THE TASK :: Reproduce each line bearing the word "Zagrebu".

EXERCISE DATA ::
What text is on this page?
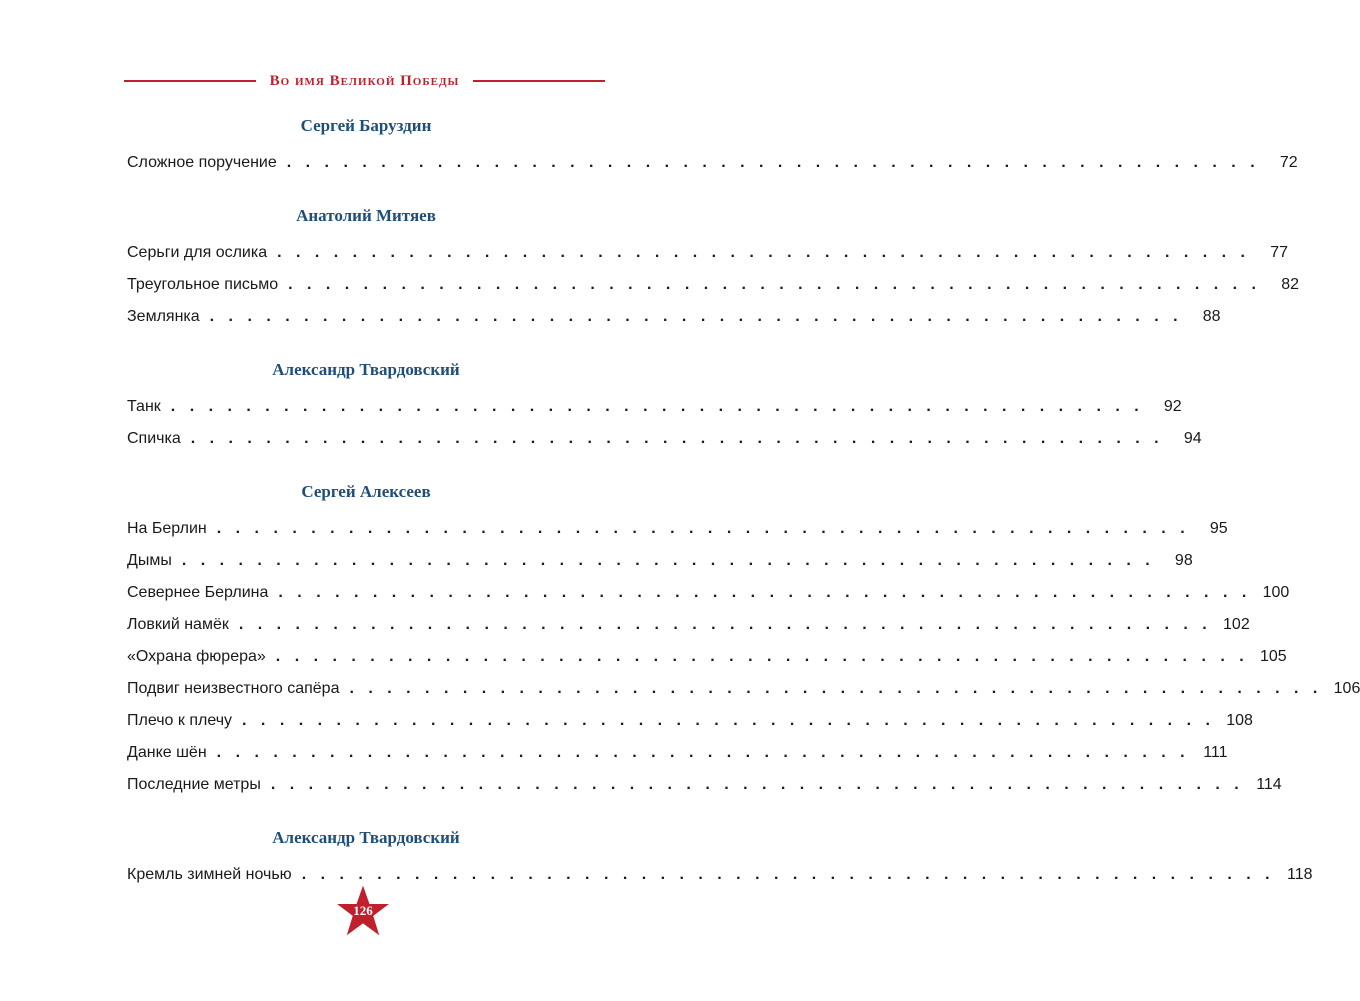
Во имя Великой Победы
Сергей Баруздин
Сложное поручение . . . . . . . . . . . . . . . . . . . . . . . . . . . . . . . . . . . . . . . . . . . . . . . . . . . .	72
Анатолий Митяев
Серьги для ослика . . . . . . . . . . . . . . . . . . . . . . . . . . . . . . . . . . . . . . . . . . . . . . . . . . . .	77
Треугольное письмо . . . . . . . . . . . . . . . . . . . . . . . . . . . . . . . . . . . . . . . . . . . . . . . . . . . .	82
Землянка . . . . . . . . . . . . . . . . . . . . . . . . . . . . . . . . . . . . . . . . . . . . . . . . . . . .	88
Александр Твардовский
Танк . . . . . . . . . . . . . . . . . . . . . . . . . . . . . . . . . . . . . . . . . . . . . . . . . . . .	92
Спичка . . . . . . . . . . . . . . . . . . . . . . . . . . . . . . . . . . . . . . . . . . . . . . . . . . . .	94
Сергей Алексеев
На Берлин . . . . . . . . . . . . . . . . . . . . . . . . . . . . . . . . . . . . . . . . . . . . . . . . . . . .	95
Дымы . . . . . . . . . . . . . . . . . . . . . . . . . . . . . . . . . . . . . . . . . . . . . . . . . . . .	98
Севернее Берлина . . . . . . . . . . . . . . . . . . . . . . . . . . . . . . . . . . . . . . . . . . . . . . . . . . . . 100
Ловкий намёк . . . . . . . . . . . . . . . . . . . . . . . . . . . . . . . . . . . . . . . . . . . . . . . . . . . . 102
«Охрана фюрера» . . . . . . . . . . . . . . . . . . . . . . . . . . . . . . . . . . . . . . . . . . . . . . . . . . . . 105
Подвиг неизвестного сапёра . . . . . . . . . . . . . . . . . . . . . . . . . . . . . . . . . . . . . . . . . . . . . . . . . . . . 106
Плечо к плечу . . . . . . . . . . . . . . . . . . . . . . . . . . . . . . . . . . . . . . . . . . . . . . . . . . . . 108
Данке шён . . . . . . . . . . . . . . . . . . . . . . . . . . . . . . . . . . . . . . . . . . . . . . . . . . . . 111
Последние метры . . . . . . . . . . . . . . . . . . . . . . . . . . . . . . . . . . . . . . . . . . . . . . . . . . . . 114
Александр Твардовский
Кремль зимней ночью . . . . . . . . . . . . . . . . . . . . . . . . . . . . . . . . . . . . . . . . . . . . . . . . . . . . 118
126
--
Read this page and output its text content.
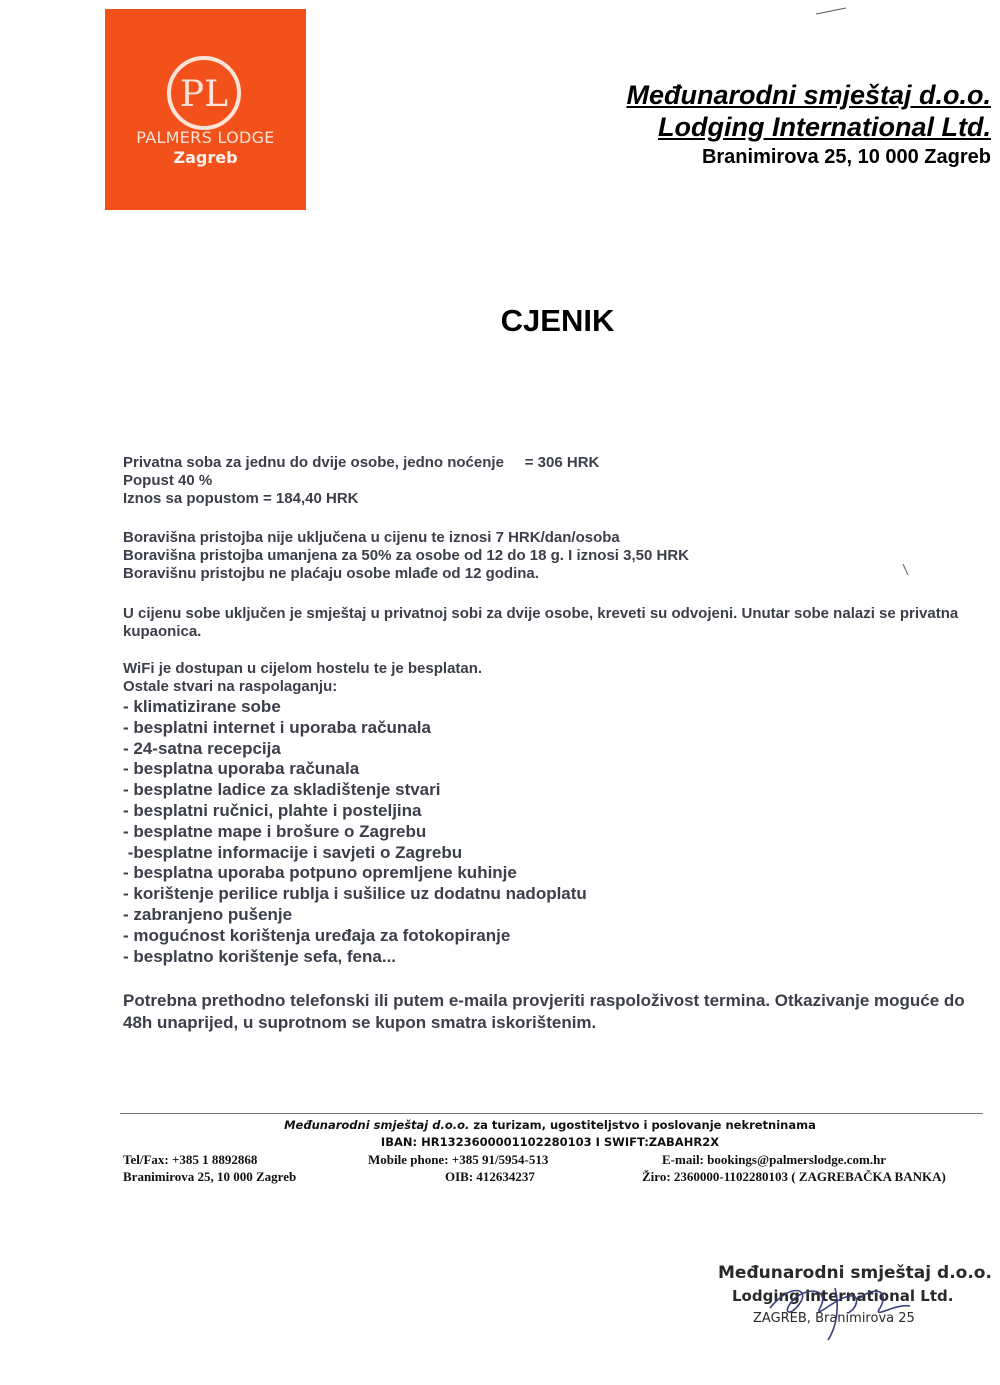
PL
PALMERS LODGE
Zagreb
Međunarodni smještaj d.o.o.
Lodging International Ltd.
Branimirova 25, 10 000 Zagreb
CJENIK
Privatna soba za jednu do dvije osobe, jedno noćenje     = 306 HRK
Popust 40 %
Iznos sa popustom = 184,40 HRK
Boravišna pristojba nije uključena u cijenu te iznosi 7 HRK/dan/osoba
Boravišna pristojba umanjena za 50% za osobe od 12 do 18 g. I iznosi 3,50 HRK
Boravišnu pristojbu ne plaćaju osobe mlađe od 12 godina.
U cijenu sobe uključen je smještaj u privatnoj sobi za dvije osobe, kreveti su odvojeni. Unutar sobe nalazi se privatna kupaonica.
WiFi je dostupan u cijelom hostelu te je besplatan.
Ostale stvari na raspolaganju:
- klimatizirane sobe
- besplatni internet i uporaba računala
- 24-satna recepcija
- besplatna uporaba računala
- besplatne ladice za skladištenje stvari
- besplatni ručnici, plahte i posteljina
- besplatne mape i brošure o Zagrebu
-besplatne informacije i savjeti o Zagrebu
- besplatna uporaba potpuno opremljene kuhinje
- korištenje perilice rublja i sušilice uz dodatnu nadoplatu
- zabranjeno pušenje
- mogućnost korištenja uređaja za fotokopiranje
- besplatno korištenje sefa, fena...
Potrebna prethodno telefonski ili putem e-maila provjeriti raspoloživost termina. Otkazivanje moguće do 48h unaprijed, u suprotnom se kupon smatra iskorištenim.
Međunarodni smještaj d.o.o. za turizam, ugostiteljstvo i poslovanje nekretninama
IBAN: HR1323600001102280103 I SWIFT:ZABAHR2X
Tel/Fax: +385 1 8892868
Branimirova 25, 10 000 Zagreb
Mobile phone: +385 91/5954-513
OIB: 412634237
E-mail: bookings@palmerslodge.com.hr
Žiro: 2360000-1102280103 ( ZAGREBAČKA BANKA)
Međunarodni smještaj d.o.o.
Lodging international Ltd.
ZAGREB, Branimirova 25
* * *
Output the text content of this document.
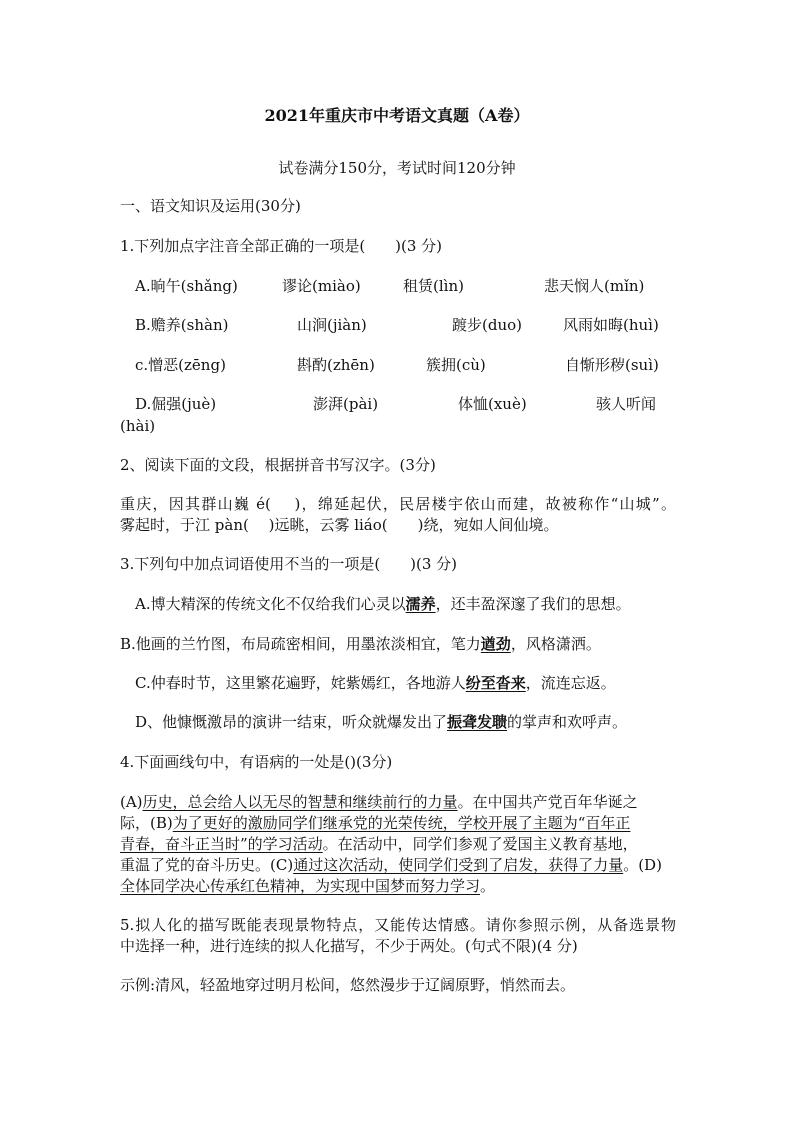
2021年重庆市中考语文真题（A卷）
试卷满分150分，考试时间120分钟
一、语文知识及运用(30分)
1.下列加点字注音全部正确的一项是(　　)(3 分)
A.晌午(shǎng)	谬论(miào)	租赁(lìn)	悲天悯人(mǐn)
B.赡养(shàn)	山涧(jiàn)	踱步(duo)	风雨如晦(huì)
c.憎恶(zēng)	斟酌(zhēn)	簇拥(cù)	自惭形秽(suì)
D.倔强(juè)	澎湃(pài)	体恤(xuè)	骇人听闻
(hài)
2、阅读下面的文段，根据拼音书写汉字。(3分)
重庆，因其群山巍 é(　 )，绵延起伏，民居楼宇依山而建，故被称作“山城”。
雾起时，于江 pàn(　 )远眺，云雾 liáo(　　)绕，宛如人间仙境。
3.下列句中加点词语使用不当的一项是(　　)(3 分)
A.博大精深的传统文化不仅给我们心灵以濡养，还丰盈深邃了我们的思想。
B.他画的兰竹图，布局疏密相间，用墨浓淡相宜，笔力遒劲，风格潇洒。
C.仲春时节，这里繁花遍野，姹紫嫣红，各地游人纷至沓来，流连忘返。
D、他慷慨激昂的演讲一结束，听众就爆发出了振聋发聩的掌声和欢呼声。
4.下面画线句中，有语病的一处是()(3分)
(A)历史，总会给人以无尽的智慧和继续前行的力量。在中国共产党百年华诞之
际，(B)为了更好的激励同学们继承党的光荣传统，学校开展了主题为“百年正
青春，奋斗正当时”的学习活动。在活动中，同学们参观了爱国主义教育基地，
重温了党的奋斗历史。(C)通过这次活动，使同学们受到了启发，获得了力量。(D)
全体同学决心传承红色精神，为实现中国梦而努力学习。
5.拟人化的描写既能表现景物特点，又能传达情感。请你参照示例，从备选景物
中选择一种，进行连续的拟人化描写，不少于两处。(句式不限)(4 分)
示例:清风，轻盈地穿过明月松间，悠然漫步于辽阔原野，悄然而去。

PROBLEM SOLUTION ::
- besplatne mape i brošure o Zagrebu
-besplatne informacije i savjeti o Zagrebu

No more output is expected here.